** begin THE RECORDS **

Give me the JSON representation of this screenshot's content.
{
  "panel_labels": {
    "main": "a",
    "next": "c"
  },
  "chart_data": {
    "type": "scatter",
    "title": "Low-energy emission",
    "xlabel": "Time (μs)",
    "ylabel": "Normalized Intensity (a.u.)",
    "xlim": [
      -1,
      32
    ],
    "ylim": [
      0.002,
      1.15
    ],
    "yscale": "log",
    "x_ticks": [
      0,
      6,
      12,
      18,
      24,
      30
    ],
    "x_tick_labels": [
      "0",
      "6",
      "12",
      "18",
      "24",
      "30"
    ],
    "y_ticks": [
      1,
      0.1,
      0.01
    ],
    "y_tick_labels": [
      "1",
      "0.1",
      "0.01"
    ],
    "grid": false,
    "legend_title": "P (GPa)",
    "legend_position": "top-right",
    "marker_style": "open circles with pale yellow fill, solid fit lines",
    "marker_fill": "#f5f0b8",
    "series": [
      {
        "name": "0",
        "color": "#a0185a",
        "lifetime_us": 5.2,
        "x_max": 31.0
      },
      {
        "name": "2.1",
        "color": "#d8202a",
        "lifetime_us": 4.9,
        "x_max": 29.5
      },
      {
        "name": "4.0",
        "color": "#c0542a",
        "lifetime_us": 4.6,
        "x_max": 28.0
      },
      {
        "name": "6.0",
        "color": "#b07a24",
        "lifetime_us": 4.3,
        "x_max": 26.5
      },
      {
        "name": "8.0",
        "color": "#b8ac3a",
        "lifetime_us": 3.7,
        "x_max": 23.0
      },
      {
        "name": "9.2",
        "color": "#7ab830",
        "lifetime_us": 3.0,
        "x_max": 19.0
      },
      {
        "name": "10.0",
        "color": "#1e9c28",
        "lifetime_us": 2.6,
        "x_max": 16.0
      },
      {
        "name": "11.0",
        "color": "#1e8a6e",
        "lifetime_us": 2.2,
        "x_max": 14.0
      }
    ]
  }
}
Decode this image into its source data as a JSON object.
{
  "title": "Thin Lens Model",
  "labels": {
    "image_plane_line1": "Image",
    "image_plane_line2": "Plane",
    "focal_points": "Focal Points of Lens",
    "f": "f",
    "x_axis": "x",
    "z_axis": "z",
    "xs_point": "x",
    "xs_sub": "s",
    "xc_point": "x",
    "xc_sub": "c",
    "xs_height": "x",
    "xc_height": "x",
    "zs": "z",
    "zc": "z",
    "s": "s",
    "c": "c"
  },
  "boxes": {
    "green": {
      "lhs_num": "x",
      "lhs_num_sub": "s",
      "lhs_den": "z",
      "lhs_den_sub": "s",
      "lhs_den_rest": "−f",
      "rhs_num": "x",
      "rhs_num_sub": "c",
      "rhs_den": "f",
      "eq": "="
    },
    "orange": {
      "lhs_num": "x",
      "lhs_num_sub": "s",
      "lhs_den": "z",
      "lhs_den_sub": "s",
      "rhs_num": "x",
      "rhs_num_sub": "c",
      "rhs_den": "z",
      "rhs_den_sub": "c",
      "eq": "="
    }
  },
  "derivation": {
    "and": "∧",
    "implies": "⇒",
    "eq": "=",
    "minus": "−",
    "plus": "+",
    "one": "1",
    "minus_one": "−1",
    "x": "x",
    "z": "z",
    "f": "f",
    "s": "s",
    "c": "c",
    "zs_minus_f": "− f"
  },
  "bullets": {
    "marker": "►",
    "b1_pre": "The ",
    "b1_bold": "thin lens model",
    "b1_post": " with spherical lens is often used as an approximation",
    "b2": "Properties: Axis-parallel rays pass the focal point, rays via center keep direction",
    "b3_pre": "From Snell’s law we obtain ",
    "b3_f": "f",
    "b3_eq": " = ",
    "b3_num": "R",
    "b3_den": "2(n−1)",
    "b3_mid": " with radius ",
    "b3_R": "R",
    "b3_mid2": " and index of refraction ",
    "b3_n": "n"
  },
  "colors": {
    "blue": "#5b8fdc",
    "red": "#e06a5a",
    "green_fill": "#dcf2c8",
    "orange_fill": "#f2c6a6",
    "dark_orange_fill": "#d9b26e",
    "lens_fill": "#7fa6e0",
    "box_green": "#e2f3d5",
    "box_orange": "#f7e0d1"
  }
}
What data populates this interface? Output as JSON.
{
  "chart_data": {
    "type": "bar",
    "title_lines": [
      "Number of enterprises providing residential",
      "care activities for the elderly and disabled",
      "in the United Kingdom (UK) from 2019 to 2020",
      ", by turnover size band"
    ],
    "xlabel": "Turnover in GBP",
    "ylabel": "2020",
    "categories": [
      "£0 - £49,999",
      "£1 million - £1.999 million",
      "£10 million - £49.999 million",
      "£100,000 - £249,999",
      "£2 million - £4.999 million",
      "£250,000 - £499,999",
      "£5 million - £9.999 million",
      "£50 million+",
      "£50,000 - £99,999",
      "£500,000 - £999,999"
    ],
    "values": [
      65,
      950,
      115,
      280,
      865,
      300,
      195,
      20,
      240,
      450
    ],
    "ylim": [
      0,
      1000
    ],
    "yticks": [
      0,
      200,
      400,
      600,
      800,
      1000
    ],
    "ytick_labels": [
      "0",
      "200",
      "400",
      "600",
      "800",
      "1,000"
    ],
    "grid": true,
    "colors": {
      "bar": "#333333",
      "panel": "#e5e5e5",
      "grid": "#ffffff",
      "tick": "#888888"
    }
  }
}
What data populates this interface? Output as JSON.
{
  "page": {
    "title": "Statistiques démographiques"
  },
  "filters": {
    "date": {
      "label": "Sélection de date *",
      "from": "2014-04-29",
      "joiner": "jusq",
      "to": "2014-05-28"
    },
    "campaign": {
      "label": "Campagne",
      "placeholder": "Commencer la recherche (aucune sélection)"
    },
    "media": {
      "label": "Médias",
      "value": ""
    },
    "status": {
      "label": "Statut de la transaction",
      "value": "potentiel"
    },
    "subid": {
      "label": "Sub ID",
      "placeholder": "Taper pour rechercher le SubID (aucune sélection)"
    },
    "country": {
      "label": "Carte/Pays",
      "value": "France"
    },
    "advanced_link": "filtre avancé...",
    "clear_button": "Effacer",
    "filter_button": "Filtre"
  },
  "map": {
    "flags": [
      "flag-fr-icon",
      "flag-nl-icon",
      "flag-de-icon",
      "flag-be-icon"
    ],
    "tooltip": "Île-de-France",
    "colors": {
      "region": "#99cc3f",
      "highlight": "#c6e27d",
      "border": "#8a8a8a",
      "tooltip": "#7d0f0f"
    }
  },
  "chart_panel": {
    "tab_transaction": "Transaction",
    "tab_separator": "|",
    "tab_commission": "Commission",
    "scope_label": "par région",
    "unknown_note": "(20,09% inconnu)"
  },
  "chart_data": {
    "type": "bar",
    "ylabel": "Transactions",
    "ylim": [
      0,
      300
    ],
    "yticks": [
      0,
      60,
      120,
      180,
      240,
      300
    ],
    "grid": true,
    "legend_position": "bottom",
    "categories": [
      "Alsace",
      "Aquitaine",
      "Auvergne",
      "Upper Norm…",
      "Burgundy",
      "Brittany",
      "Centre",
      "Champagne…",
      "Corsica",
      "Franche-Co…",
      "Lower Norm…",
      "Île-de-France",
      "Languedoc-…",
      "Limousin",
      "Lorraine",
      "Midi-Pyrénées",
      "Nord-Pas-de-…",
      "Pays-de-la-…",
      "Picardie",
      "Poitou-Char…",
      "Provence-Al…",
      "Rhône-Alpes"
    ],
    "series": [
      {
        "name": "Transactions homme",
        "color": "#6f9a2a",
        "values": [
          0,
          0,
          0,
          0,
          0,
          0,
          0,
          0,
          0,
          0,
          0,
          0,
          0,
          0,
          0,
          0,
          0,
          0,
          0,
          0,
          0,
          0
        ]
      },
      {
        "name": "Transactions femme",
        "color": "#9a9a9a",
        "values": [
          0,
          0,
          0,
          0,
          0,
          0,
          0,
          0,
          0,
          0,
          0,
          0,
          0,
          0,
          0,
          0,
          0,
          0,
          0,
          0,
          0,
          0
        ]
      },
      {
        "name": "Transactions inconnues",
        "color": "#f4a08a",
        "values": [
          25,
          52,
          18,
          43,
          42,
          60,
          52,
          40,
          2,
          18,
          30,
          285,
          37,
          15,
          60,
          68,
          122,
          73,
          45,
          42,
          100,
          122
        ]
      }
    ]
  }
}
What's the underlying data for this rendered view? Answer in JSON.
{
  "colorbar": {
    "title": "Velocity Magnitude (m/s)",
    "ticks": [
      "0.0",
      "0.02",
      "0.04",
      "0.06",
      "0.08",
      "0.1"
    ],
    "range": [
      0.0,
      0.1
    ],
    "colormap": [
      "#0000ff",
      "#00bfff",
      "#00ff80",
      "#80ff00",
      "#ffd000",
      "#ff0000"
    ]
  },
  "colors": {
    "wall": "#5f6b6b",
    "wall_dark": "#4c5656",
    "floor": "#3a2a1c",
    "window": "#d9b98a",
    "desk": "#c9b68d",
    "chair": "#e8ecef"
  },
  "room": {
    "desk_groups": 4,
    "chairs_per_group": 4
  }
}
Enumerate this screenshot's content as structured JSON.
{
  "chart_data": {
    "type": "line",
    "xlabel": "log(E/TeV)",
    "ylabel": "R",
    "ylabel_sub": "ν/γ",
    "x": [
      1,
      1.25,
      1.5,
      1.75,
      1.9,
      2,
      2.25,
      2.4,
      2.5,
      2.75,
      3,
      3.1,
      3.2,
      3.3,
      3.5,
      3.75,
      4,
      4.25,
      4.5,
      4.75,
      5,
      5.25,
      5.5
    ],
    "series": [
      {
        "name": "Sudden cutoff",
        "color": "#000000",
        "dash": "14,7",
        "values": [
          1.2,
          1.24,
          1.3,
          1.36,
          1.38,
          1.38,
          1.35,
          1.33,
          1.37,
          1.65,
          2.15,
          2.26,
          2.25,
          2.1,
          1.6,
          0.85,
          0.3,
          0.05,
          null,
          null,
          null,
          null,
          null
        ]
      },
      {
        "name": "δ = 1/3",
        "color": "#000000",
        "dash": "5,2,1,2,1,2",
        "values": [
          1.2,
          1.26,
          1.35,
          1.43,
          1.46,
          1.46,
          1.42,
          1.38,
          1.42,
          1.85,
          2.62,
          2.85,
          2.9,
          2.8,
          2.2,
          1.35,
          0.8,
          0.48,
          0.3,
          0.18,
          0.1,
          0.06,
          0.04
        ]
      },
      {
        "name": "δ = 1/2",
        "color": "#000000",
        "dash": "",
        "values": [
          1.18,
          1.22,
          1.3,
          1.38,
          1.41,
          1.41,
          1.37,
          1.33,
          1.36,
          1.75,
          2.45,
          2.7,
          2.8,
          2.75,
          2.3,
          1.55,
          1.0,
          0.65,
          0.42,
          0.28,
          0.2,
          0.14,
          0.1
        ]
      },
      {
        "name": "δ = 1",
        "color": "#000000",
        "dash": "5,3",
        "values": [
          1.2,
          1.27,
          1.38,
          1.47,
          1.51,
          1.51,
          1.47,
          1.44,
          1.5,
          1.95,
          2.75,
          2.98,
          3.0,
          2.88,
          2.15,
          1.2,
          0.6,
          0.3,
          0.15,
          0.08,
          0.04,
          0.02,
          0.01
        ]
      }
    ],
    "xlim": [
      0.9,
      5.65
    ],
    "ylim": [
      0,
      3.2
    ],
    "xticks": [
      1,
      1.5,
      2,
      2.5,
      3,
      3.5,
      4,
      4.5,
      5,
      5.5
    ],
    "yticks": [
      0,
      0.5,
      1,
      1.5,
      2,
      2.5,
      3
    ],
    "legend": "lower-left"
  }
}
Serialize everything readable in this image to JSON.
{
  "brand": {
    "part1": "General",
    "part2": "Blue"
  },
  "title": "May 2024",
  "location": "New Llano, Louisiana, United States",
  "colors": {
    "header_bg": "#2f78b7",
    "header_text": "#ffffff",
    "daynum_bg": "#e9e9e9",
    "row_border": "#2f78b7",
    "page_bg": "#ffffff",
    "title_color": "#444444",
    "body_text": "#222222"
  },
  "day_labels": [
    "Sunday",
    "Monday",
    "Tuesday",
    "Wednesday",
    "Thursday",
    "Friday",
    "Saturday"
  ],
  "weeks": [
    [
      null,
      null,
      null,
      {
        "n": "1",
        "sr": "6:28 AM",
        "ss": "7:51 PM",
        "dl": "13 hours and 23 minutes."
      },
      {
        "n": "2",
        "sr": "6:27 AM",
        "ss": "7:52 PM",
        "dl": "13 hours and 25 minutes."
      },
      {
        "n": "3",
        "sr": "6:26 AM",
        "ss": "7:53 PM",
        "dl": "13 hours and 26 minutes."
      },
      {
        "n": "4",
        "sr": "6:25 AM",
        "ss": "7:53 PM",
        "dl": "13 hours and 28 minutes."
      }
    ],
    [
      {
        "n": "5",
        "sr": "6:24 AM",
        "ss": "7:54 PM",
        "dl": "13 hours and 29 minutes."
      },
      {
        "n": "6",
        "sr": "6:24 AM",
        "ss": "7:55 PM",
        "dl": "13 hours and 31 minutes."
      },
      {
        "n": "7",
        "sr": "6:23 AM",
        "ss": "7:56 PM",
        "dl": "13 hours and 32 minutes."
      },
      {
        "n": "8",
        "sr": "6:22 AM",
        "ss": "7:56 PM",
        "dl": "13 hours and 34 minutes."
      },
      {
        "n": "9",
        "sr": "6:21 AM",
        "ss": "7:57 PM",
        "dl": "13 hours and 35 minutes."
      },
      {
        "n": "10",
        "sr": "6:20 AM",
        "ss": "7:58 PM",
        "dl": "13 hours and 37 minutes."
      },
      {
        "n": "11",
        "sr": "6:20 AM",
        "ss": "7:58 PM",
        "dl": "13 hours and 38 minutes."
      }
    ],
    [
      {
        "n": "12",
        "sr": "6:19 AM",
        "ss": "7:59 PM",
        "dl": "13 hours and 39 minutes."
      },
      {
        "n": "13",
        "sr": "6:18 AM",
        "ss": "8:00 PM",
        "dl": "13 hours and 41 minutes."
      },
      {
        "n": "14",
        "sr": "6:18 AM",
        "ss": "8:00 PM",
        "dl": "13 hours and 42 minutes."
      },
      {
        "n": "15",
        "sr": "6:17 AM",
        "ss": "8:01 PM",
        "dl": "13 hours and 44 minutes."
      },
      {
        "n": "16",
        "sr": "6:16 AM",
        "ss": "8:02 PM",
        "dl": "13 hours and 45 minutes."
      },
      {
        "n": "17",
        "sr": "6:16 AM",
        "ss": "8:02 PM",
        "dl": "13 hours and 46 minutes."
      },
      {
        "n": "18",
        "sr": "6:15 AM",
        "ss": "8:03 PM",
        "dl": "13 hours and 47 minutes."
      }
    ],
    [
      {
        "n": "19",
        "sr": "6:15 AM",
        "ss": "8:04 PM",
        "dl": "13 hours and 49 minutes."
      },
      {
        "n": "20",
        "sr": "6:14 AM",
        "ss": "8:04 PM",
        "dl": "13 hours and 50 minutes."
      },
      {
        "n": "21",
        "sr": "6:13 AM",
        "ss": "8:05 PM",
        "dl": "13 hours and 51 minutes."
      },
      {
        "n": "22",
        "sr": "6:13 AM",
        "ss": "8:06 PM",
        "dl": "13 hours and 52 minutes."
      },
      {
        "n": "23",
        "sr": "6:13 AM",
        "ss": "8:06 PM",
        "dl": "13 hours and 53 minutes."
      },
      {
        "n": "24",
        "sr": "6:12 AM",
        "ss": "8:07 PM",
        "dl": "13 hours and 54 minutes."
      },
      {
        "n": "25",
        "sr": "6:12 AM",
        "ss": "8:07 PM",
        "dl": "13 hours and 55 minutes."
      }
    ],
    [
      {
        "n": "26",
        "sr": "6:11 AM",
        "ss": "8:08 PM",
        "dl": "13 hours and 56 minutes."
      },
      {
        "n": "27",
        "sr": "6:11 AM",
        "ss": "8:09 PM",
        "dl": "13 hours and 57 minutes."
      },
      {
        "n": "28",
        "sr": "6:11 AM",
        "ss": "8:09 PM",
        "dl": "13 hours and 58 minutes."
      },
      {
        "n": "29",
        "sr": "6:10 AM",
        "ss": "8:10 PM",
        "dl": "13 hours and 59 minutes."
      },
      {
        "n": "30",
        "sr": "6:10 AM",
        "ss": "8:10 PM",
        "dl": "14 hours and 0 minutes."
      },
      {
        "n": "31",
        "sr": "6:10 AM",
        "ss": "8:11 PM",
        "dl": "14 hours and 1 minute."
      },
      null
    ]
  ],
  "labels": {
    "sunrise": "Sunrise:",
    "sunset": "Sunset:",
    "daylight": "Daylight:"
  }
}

** end THE RECORDS **

SHORT TASK
Take every line from the data above that holds "with" and copy it out.

EXERCISE OUTPUT
    "marker_style": "open circles with pale yellow fill, solid fit lines",
    "b1_post": " with spherical lens is often used as an approximation",
    "b3_mid": " with radius ",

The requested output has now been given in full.